Find each line holding "przycisk" and copy it out.
-- start of DATASET ENTRIES --
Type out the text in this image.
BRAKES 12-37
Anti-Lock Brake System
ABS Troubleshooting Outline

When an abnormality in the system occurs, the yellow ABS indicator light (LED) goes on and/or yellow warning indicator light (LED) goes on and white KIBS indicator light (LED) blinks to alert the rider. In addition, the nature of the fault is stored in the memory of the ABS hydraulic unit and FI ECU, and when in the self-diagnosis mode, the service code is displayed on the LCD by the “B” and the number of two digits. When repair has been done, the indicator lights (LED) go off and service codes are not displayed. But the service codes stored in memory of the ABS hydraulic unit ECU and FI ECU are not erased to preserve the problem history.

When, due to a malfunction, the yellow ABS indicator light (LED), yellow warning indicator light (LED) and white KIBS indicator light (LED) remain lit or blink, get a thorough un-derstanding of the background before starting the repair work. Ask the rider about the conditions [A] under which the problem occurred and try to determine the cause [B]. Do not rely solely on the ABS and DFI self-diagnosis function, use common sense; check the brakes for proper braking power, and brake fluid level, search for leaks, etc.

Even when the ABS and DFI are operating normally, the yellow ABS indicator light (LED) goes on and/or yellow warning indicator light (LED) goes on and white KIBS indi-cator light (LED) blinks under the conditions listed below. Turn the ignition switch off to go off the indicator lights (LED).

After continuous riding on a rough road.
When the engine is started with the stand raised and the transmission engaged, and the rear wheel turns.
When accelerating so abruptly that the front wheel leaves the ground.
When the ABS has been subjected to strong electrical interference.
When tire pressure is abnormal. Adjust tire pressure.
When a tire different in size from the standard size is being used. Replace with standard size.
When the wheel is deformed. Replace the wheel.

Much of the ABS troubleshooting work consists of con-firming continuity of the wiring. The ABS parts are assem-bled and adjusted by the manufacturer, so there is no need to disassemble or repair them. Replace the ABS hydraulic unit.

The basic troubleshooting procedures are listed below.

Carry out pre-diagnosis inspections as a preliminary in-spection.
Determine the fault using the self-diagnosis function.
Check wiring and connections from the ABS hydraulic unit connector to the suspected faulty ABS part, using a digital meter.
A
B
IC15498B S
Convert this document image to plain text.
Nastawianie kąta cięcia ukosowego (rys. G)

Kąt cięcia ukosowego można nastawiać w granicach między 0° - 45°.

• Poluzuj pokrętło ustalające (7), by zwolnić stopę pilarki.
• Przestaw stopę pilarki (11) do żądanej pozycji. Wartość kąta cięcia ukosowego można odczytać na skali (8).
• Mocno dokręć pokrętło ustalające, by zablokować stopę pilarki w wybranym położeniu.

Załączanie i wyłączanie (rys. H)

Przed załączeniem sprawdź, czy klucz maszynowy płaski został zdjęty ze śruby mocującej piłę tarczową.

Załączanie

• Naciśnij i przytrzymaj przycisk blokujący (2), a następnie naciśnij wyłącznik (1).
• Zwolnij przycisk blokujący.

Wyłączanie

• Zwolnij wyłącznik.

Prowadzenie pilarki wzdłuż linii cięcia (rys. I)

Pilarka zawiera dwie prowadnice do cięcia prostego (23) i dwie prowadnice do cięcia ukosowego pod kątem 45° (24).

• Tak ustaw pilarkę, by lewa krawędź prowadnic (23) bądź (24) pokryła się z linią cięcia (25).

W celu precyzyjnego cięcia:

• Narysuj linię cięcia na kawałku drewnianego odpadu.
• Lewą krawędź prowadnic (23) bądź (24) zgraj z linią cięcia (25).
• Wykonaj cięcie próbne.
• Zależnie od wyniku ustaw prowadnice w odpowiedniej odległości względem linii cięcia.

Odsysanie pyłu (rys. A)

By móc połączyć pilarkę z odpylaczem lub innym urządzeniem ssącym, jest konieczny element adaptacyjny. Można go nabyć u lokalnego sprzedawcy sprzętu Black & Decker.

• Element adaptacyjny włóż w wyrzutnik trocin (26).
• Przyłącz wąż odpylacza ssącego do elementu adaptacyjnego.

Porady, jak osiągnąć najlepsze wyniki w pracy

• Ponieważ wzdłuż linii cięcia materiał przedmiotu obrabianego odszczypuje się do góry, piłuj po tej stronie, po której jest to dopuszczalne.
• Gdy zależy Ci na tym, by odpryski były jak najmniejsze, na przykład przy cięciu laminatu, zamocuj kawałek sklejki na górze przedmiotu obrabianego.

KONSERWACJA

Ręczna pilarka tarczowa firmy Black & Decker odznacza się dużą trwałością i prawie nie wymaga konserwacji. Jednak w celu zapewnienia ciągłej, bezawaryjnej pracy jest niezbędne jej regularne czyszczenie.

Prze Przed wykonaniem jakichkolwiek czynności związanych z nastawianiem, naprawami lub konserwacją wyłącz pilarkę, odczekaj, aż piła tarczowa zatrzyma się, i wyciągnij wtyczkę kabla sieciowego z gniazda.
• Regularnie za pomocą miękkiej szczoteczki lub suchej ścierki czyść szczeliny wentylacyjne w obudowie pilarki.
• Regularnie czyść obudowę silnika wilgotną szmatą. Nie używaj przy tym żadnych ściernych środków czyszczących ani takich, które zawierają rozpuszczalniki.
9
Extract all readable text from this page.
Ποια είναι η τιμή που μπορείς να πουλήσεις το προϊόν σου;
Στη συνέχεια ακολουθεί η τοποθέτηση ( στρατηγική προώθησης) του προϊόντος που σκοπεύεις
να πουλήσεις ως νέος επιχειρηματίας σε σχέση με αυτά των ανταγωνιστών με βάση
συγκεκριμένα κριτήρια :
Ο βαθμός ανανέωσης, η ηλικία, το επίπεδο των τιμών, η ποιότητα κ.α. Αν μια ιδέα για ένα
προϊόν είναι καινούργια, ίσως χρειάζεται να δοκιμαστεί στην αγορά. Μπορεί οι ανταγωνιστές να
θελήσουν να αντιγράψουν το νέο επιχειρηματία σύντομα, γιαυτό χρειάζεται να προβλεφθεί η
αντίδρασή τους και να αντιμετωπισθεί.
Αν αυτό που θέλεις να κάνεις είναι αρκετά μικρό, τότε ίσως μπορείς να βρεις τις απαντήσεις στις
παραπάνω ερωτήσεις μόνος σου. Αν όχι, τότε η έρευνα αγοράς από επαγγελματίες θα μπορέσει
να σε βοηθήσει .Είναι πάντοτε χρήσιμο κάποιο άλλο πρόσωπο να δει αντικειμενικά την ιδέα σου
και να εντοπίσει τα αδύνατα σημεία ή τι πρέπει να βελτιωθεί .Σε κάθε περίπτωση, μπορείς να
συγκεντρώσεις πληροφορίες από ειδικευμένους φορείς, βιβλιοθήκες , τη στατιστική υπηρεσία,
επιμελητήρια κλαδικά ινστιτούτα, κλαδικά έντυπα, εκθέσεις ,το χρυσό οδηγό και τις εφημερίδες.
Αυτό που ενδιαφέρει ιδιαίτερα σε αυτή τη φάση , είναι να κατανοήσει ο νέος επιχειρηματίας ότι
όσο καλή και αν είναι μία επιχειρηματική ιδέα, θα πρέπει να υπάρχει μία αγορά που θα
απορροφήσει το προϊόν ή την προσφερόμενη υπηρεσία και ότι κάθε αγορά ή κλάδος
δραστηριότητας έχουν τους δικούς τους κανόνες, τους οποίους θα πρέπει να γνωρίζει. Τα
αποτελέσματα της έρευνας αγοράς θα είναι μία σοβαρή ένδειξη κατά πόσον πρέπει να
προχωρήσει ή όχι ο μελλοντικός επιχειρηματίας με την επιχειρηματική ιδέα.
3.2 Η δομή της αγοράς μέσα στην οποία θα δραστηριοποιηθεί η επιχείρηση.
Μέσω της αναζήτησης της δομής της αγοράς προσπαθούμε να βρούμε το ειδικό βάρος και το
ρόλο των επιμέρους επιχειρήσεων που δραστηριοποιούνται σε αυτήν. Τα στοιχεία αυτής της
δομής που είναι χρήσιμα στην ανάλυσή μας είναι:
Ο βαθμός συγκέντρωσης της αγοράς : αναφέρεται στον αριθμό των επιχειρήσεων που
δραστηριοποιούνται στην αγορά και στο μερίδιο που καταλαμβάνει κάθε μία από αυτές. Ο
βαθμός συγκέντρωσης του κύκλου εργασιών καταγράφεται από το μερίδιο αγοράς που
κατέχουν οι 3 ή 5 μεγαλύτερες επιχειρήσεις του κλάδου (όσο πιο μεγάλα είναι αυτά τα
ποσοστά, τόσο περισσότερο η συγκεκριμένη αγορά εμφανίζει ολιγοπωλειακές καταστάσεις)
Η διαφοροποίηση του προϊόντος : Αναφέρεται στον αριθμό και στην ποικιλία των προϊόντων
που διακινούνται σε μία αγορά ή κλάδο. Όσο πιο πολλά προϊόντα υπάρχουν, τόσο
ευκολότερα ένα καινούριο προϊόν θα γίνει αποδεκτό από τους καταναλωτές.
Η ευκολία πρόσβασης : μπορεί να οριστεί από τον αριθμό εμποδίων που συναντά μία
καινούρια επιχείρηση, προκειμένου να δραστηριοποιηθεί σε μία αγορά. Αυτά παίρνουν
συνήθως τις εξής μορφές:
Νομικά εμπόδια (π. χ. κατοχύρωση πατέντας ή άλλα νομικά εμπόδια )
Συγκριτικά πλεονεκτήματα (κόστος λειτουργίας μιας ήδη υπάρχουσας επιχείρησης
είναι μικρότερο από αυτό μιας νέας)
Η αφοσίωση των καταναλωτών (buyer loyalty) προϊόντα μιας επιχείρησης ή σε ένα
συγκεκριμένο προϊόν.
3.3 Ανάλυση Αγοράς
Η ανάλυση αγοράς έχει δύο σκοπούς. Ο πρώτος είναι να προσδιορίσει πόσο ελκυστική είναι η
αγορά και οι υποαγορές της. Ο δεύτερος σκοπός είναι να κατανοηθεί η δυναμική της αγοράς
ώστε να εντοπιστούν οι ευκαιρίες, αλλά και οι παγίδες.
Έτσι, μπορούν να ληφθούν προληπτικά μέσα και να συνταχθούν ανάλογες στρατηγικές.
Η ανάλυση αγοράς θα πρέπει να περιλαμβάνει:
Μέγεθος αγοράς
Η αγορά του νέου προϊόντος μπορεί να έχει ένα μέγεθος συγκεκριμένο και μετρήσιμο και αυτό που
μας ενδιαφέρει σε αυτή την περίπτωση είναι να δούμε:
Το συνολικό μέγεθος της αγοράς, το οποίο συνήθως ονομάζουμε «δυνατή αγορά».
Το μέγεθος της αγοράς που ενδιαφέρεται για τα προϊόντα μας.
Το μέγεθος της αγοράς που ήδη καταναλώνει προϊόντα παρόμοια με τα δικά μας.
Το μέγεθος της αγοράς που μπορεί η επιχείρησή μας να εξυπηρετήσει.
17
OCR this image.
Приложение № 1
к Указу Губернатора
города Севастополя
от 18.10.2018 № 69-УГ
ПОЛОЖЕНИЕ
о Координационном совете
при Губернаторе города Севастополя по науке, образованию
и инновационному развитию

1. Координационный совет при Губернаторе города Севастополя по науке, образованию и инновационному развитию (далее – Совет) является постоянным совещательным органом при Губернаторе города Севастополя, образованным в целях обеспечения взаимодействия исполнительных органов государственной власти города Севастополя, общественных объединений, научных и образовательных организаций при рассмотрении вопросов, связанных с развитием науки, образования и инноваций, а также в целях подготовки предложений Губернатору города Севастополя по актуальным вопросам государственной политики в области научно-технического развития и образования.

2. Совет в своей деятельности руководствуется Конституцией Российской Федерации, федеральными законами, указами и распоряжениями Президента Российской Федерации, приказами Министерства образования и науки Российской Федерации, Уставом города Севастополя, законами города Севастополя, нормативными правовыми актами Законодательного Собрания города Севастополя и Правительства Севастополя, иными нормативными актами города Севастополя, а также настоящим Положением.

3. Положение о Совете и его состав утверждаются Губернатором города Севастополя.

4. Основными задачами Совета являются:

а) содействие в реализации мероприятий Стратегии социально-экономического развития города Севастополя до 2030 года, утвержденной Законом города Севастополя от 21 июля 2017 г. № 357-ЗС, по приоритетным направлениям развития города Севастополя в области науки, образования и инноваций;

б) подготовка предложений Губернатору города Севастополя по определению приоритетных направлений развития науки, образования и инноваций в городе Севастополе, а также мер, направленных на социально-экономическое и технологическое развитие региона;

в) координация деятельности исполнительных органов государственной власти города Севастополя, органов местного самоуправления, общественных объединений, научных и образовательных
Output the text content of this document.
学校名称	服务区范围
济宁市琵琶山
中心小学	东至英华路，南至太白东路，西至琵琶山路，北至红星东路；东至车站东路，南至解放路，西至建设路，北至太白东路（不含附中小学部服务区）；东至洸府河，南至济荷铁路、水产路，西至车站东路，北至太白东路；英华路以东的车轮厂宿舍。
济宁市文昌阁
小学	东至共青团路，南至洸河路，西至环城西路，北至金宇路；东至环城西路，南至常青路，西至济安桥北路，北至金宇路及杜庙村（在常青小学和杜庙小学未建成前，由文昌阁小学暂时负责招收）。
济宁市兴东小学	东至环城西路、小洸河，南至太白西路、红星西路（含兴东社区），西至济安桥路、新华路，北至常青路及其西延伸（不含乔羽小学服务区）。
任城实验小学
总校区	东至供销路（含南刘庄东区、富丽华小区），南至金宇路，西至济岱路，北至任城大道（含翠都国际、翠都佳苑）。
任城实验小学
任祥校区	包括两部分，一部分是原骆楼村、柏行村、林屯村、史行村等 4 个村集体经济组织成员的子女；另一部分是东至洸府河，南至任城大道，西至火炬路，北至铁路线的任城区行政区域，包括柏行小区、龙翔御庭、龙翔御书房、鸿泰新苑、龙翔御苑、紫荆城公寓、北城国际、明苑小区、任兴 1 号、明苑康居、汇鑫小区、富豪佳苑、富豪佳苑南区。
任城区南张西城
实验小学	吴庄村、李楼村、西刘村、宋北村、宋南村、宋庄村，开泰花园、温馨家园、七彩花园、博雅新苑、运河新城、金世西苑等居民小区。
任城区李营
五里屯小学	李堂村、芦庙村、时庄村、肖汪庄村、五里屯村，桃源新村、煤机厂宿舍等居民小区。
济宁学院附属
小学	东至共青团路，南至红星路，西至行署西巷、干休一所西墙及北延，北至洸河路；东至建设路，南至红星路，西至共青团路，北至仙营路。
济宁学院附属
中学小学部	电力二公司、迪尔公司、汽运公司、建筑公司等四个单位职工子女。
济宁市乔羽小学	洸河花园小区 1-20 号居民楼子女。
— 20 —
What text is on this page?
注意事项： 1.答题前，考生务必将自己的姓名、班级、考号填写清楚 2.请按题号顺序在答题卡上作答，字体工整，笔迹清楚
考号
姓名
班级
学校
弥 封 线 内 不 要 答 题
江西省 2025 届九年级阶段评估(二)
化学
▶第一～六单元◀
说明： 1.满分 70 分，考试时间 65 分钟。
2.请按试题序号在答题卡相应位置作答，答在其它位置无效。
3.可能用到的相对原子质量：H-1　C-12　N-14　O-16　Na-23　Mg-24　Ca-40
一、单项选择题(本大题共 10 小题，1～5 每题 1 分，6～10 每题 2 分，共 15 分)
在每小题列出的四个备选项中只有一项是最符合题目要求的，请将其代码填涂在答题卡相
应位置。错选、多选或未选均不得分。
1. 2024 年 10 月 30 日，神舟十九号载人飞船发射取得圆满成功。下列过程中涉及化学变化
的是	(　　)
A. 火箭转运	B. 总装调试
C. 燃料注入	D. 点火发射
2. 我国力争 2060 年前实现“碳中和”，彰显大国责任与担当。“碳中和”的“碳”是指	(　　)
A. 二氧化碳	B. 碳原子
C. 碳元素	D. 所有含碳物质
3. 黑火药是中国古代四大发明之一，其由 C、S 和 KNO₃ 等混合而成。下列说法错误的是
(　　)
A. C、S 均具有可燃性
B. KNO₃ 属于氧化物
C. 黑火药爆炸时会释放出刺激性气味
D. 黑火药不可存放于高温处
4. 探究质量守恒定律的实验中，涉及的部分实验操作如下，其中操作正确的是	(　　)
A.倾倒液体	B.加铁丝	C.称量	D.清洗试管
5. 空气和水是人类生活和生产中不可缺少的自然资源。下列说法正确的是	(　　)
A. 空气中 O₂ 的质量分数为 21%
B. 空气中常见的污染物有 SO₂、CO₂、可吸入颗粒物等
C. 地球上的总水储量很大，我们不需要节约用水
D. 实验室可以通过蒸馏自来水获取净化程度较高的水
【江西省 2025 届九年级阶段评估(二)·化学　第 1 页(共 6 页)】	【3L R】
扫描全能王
-- end of DATASET ENTRIES --
RESULT FOR THIS TASK:
• Naciśnij i przytrzymaj przycisk blokujący (2), a następnie naciśnij wyłącznik (1).
• Zwolnij przycisk blokujący.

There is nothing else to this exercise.